Page pictures and their text
**********

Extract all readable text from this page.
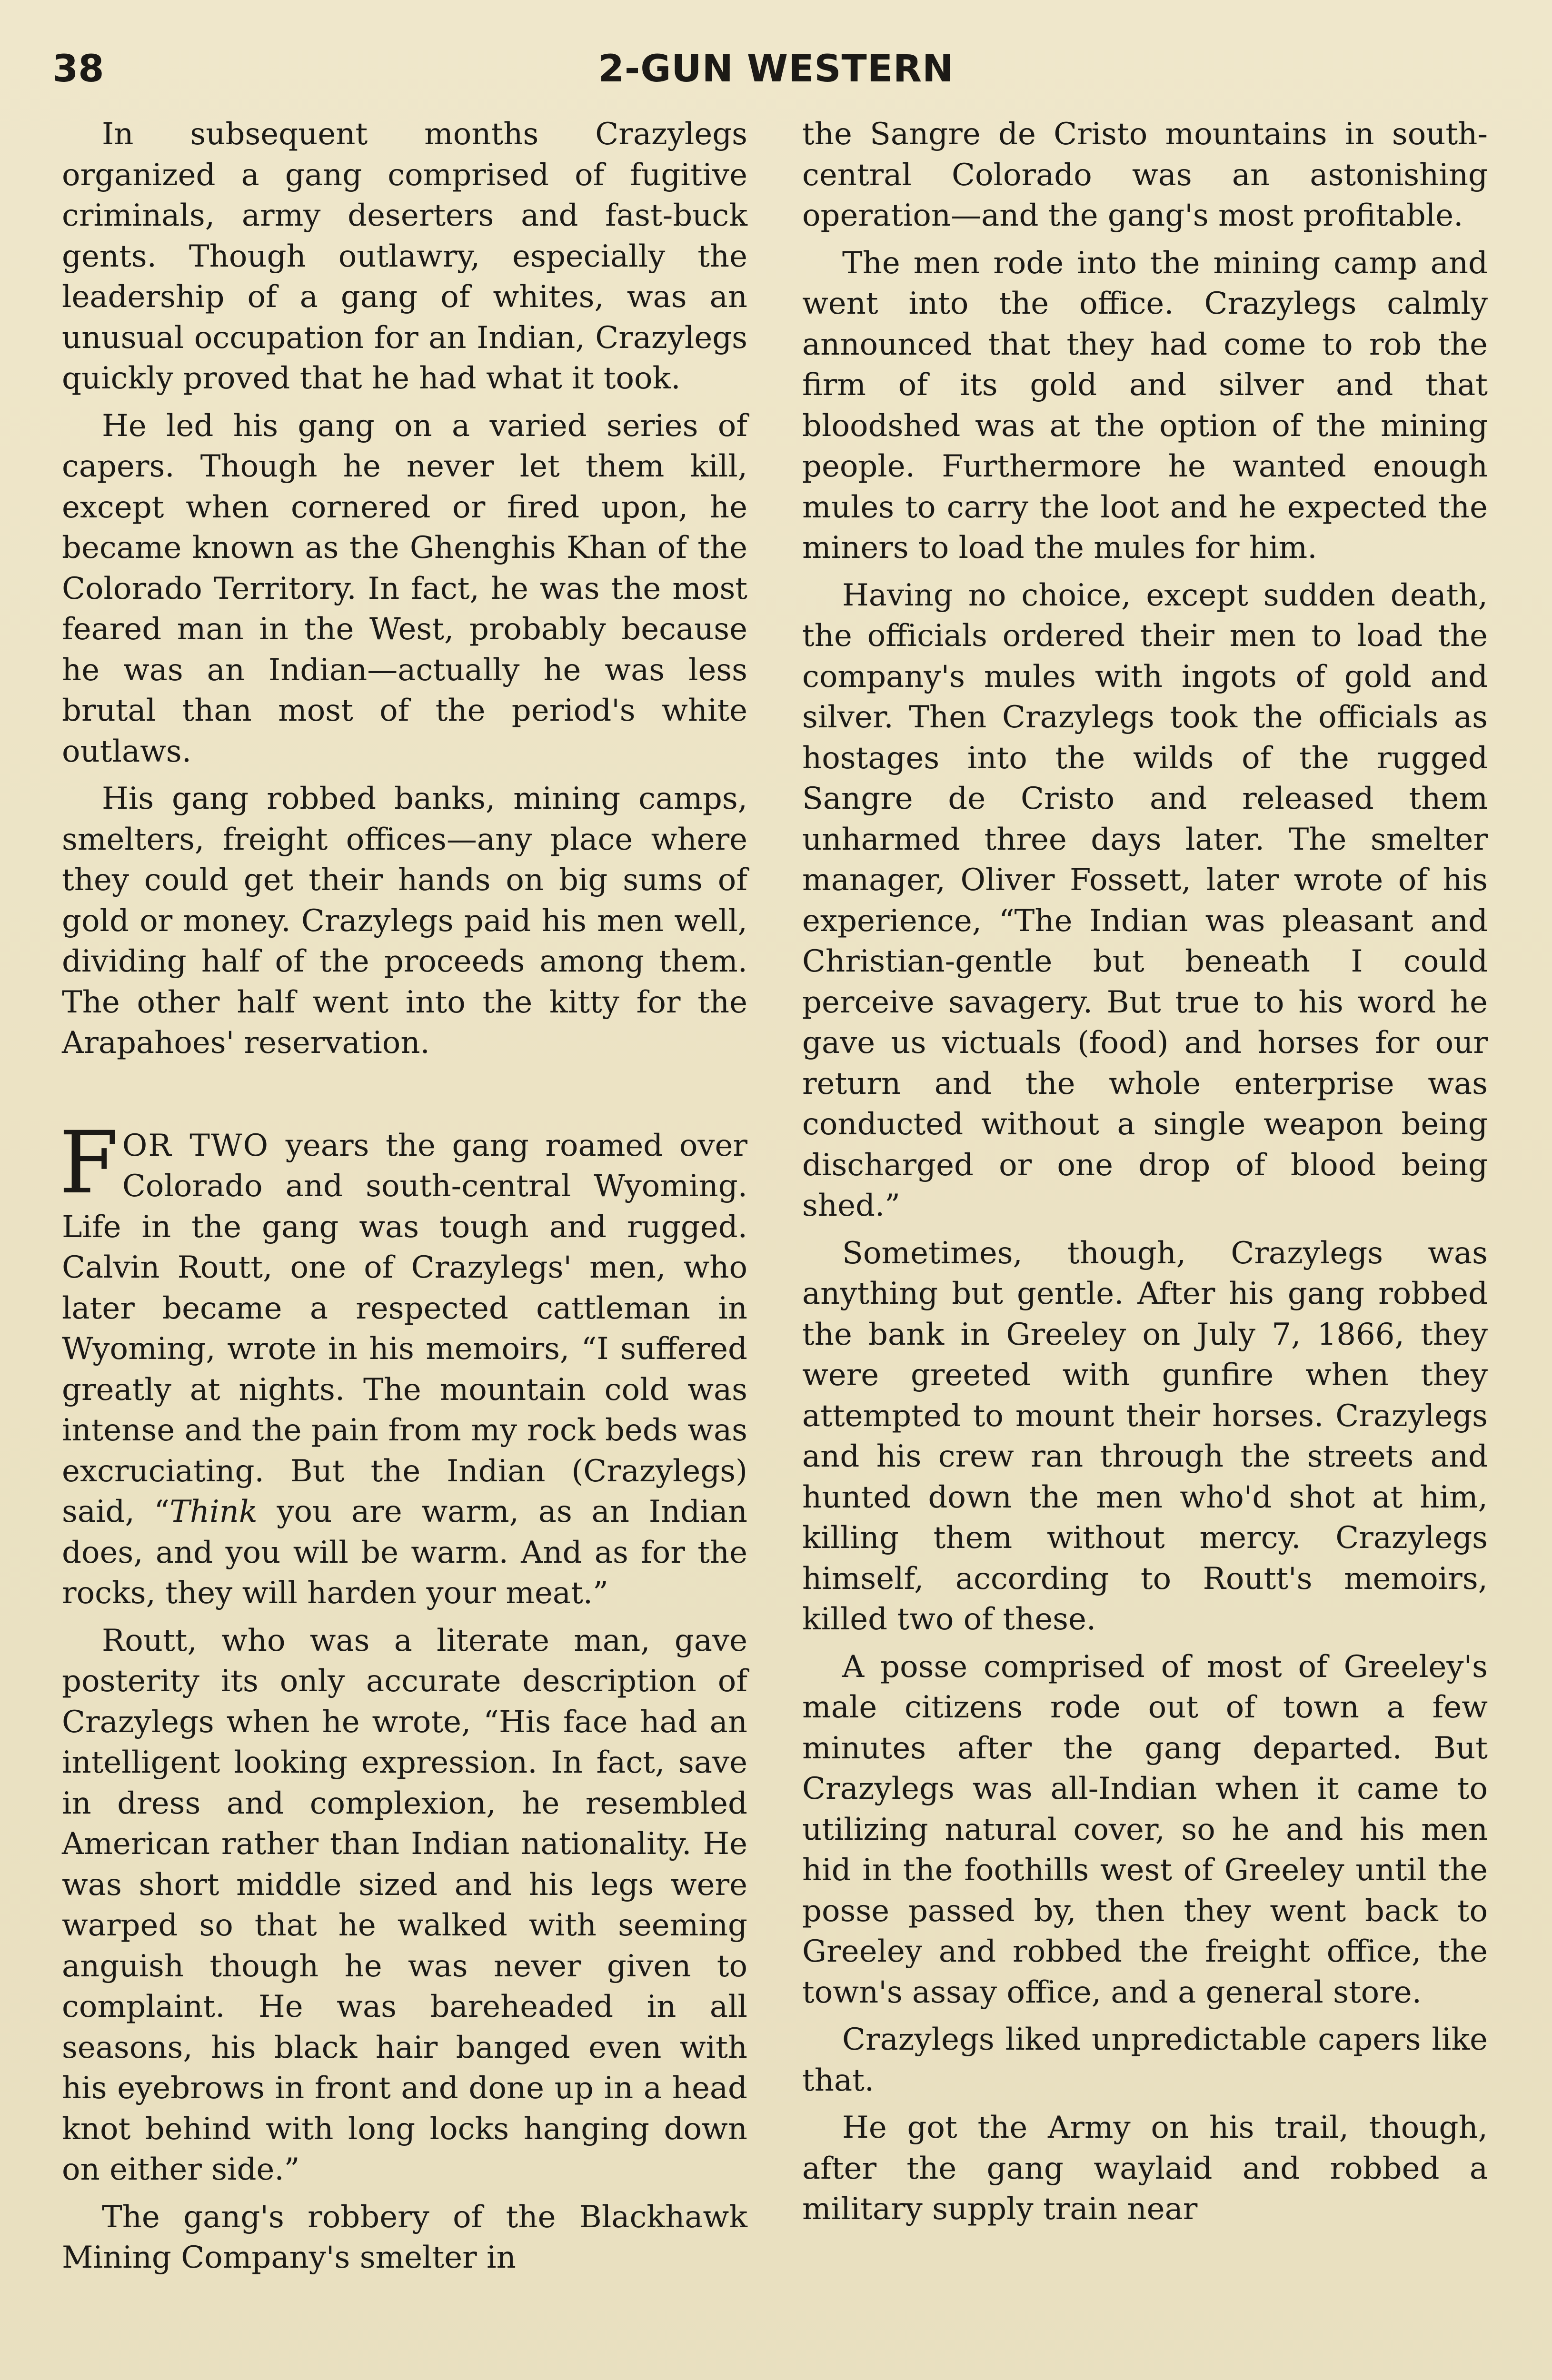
38	2-GUN WESTERN

In subsequent months Crazylegs organized a gang comprised of fugitive criminals, army deserters and fast-buck gents. Though outlawry, especially the leadership of a gang of whites, was an unusual occupation for an Indian, Crazylegs quickly proved that he had what it took.

He led his gang on a varied series of capers. Though he never let them kill, except when cornered or fired upon, he became known as the Ghenghis Khan of the Colorado Territory. In fact, he was the most feared man in the West, probably because he was an Indian—actually he was less brutal than most of the period's white outlaws.

His gang robbed banks, mining camps, smelters, freight offices—any place where they could get their hands on big sums of gold or money. Crazylegs paid his men well, dividing half of the proceeds among them. The other half went into the kitty for the Arapahoes' reservation.

FOR TWO years the gang roamed over Colorado and south-central Wyoming. Life in the gang was tough and rugged. Calvin Routt, one of Crazylegs' men, who later became a respected cattleman in Wyoming, wrote in his memoirs, “I suffered greatly at nights. The mountain cold was intense and the pain from my rock beds was excruciating. But the Indian (Crazylegs) said, “Think you are warm, as an Indian does, and you will be warm. And as for the rocks, they will harden your meat.”

Routt, who was a literate man, gave posterity its only accurate description of Crazylegs when he wrote, “His face had an intelligent looking expression. In fact, save in dress and complexion, he resembled American rather than Indian nationality. He was short middle sized and his legs were warped so that he walked with seeming anguish though he was never given to complaint. He was bareheaded in all seasons, his black hair banged even with his eyebrows in front and done up in a head knot behind with long locks hanging down on either side.”

The gang's robbery of the Blackhawk Mining Company's smelter in

the Sangre de Cristo mountains in south-central Colorado was an astonishing operation—and the gang's most profitable.

The men rode into the mining camp and went into the office. Crazylegs calmly announced that they had come to rob the firm of its gold and silver and that bloodshed was at the option of the mining people. Furthermore he wanted enough mules to carry the loot and he expected the miners to load the mules for him.

Having no choice, except sudden death, the officials ordered their men to load the company's mules with ingots of gold and silver. Then Crazylegs took the officials as hostages into the wilds of the rugged Sangre de Cristo and released them unharmed three days later. The smelter manager, Oliver Fossett, later wrote of his experience, “The Indian was pleasant and Christian-gentle but beneath I could perceive savagery. But true to his word he gave us victuals (food) and horses for our return and the whole enterprise was conducted without a single weapon being discharged or one drop of blood being shed.”

Sometimes, though, Crazylegs was anything but gentle. After his gang robbed the bank in Greeley on July 7, 1866, they were greeted with gunfire when they attempted to mount their horses. Crazylegs and his crew ran through the streets and hunted down the men who'd shot at him, killing them without mercy. Crazylegs himself, according to Routt's memoirs, killed two of these.

A posse comprised of most of Greeley's male citizens rode out of town a few minutes after the gang departed. But Crazylegs was all-Indian when it came to utilizing natural cover, so he and his men hid in the foothills west of Greeley until the posse passed by, then they went back to Greeley and robbed the freight office, the town's assay office, and a general store.

Crazylegs liked unpredictable capers like that.

He got the Army on his trail, though, after the gang waylaid and robbed a military supply train near
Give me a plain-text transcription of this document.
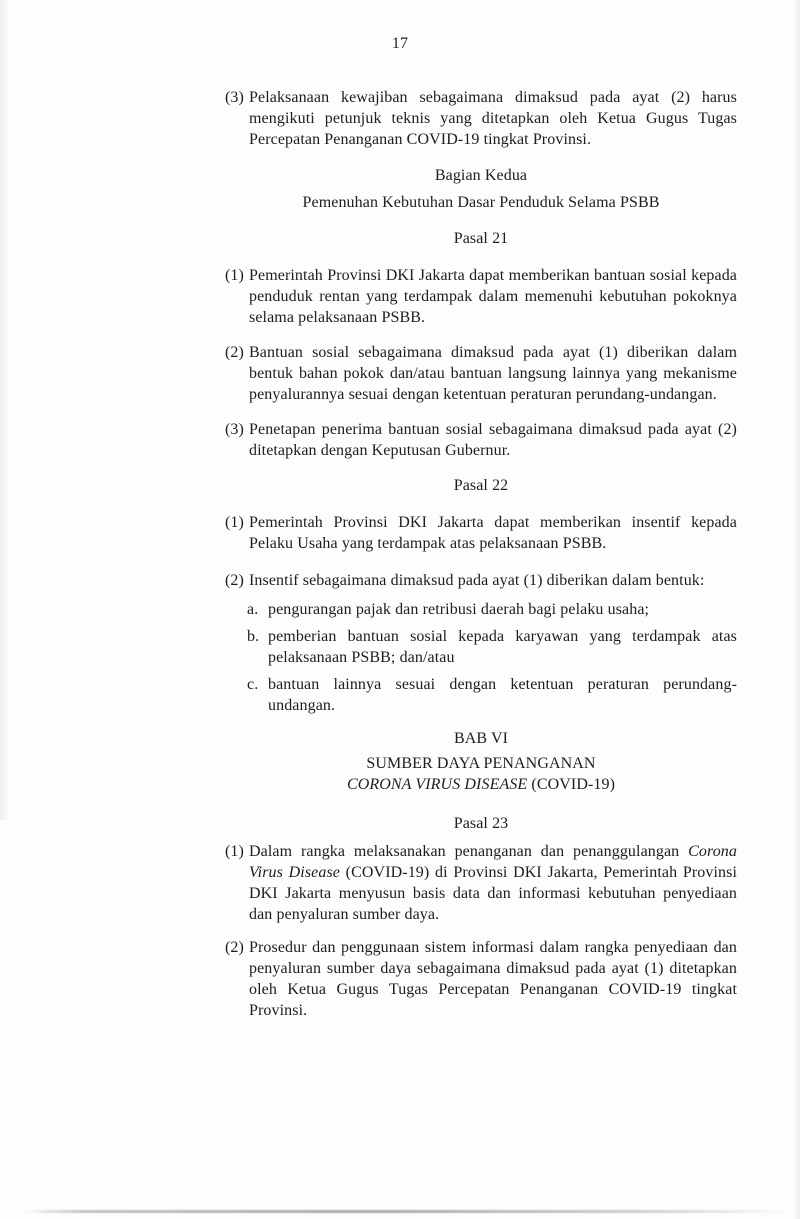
17
(3) Pelaksanaan kewajiban sebagaimana dimaksud pada ayat (2) harus mengikuti petunjuk teknis yang ditetapkan oleh Ketua Gugus Tugas Percepatan Penanganan COVID-19 tingkat Provinsi.
Bagian Kedua
Pemenuhan Kebutuhan Dasar Penduduk Selama PSBB
Pasal 21
(1) Pemerintah Provinsi DKI Jakarta dapat memberikan bantuan sosial kepada penduduk rentan yang terdampak dalam memenuhi kebutuhan pokoknya selama pelaksanaan PSBB.
(2) Bantuan sosial sebagaimana dimaksud pada ayat (1) diberikan dalam bentuk bahan pokok dan/atau bantuan langsung lainnya yang mekanisme penyalurannya sesuai dengan ketentuan peraturan perundang-undangan.
(3) Penetapan penerima bantuan sosial sebagaimana dimaksud pada ayat (2) ditetapkan dengan Keputusan Gubernur.
Pasal 22
(1) Pemerintah Provinsi DKI Jakarta dapat memberikan insentif kepada Pelaku Usaha yang terdampak atas pelaksanaan PSBB.
(2) Insentif sebagaimana dimaksud pada ayat (1) diberikan dalam bentuk:
a. pengurangan pajak dan retribusi daerah bagi pelaku usaha;
b. pemberian bantuan sosial kepada karyawan yang terdampak atas pelaksanaan PSBB; dan/atau
c. bantuan lainnya sesuai dengan ketentuan peraturan perundang-undangan.
BAB VI
SUMBER DAYA PENANGANAN
CORONA VIRUS DISEASE (COVID-19)
Pasal 23
(1) Dalam rangka melaksanakan penanganan dan penanggulangan Corona Virus Disease (COVID-19) di Provinsi DKI Jakarta, Pemerintah Provinsi DKI Jakarta menyusun basis data dan informasi kebutuhan penyediaan dan penyaluran sumber daya.
(2) Prosedur dan penggunaan sistem informasi dalam rangka penyediaan dan penyaluran sumber daya sebagaimana dimaksud pada ayat (1) ditetapkan oleh Ketua Gugus Tugas Percepatan Penanganan COVID-19 tingkat Provinsi.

**********

* _INSTRUCTIONS TO FOLLOW_: Set down all of the entries precisely and keep the pictures out of the copy.

* _PROBLEM SOLUTION_:
Extract all readable text from this page.
38	2-GUN WESTERN

In subsequent months Crazylegs organized a gang comprised of fugitive criminals, army deserters and fast-buck gents. Though outlawry, especially the leadership of a gang of whites, was an unusual occupation for an Indian, Crazylegs quickly proved that he had what it took.

He led his gang on a varied series of capers. Though he never let them kill, except when cornered or fired upon, he became known as the Ghenghis Khan of the Colorado Territory. In fact, he was the most feared man in the West, probably because he was an Indian—actually he was less brutal than most of the period's white outlaws.

His gang robbed banks, mining camps, smelters, freight offices—any place where they could get their hands on big sums of gold or money. Crazylegs paid his men well, dividing half of the proceeds among them. The other half went into the kitty for the Arapahoes' reservation.

FOR TWO years the gang roamed over Colorado and south-central Wyoming. Life in the gang was tough and rugged. Calvin Routt, one of Crazylegs' men, who later became a respected cattleman in Wyoming, wrote in his memoirs, “I suffered greatly at nights. The mountain cold was intense and the pain from my rock beds was excruciating. But the Indian (Crazylegs) said, “Think you are warm, as an Indian does, and you will be warm. And as for the rocks, they will harden your meat.”

Routt, who was a literate man, gave posterity its only accurate description of Crazylegs when he wrote, “His face had an intelligent looking expression. In fact, save in dress and complexion, he resembled American rather than Indian nationality. He was short middle sized and his legs were warped so that he walked with seeming anguish though he was never given to complaint. He was bareheaded in all seasons, his black hair banged even with his eyebrows in front and done up in a head knot behind with long locks hanging down on either side.”

The gang's robbery of the Blackhawk Mining Company's smelter in

the Sangre de Cristo mountains in south-central Colorado was an astonishing operation—and the gang's most profitable.

The men rode into the mining camp and went into the office. Crazylegs calmly announced that they had come to rob the firm of its gold and silver and that bloodshed was at the option of the mining people. Furthermore he wanted enough mules to carry the loot and he expected the miners to load the mules for him.

Having no choice, except sudden death, the officials ordered their men to load the company's mules with ingots of gold and silver. Then Crazylegs took the officials as hostages into the wilds of the rugged Sangre de Cristo and released them unharmed three days later. The smelter manager, Oliver Fossett, later wrote of his experience, “The Indian was pleasant and Christian-gentle but beneath I could perceive savagery. But true to his word he gave us victuals (food) and horses for our return and the whole enterprise was conducted without a single weapon being discharged or one drop of blood being shed.”

Sometimes, though, Crazylegs was anything but gentle. After his gang robbed the bank in Greeley on July 7, 1866, they were greeted with gunfire when they attempted to mount their horses. Crazylegs and his crew ran through the streets and hunted down the men who'd shot at him, killing them without mercy. Crazylegs himself, according to Routt's memoirs, killed two of these.

A posse comprised of most of Greeley's male citizens rode out of town a few minutes after the gang departed. But Crazylegs was all-Indian when it came to utilizing natural cover, so he and his men hid in the foothills west of Greeley until the posse passed by, then they went back to Greeley and robbed the freight office, the town's assay office, and a general store.

Crazylegs liked unpredictable capers like that.

He got the Army on his trail, though, after the gang waylaid and robbed a military supply train near
Give me a plain-text transcription of this document.
17
(3) Pelaksanaan kewajiban sebagaimana dimaksud pada ayat (2) harus mengikuti petunjuk teknis yang ditetapkan oleh Ketua Gugus Tugas Percepatan Penanganan COVID-19 tingkat Provinsi.
Bagian Kedua
Pemenuhan Kebutuhan Dasar Penduduk Selama PSBB
Pasal 21
(1) Pemerintah Provinsi DKI Jakarta dapat memberikan bantuan sosial kepada penduduk rentan yang terdampak dalam memenuhi kebutuhan pokoknya selama pelaksanaan PSBB.
(2) Bantuan sosial sebagaimana dimaksud pada ayat (1) diberikan dalam bentuk bahan pokok dan/atau bantuan langsung lainnya yang mekanisme penyalurannya sesuai dengan ketentuan peraturan perundang-undangan.
(3) Penetapan penerima bantuan sosial sebagaimana dimaksud pada ayat (2) ditetapkan dengan Keputusan Gubernur.
Pasal 22
(1) Pemerintah Provinsi DKI Jakarta dapat memberikan insentif kepada Pelaku Usaha yang terdampak atas pelaksanaan PSBB.
(2) Insentif sebagaimana dimaksud pada ayat (1) diberikan dalam bentuk:
a. pengurangan pajak dan retribusi daerah bagi pelaku usaha;
b. pemberian bantuan sosial kepada karyawan yang terdampak atas pelaksanaan PSBB; dan/atau
c. bantuan lainnya sesuai dengan ketentuan peraturan perundang-undangan.
BAB VI
SUMBER DAYA PENANGANAN
CORONA VIRUS DISEASE (COVID-19)
Pasal 23
(1) Dalam rangka melaksanakan penanganan dan penanggulangan Corona Virus Disease (COVID-19) di Provinsi DKI Jakarta, Pemerintah Provinsi DKI Jakarta menyusun basis data dan informasi kebutuhan penyediaan dan penyaluran sumber daya.
(2) Prosedur dan penggunaan sistem informasi dalam rangka penyediaan dan penyaluran sumber daya sebagaimana dimaksud pada ayat (1) ditetapkan oleh Ketua Gugus Tugas Percepatan Penanganan COVID-19 tingkat Provinsi.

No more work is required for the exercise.